== Objective ==
Work through the data line by line, gathering every line that has the word "this".

== Data to use ==
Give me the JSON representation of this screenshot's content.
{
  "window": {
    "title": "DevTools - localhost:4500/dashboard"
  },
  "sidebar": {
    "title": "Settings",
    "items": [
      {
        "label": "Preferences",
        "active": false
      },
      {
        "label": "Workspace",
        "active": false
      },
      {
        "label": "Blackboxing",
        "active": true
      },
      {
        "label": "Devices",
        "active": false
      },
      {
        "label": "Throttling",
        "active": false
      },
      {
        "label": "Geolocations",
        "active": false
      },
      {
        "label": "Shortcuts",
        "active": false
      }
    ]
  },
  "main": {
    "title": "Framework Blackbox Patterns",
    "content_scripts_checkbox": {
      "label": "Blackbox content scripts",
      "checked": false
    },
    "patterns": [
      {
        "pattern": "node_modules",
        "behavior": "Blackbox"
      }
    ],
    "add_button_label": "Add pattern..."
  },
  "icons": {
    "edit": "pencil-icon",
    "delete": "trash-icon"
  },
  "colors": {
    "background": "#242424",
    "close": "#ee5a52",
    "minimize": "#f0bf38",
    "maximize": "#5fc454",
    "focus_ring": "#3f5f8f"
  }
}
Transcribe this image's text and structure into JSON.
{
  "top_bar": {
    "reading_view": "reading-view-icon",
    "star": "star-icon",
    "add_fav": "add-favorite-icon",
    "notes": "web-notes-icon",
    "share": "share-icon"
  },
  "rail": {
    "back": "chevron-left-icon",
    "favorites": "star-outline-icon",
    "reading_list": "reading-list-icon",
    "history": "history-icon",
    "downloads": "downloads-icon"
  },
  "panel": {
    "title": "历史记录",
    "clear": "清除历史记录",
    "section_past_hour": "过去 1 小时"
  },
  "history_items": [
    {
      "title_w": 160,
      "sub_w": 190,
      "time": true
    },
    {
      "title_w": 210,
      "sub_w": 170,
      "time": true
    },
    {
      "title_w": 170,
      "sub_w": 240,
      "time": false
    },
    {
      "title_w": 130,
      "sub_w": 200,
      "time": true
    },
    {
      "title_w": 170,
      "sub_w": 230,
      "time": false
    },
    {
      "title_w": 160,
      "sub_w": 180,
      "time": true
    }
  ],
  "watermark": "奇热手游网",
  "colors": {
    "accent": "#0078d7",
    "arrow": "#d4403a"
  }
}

== Exercise answer ==
Give me the JSON representation of this screenshot's content.
Transcribe this image's text and structure into JSON.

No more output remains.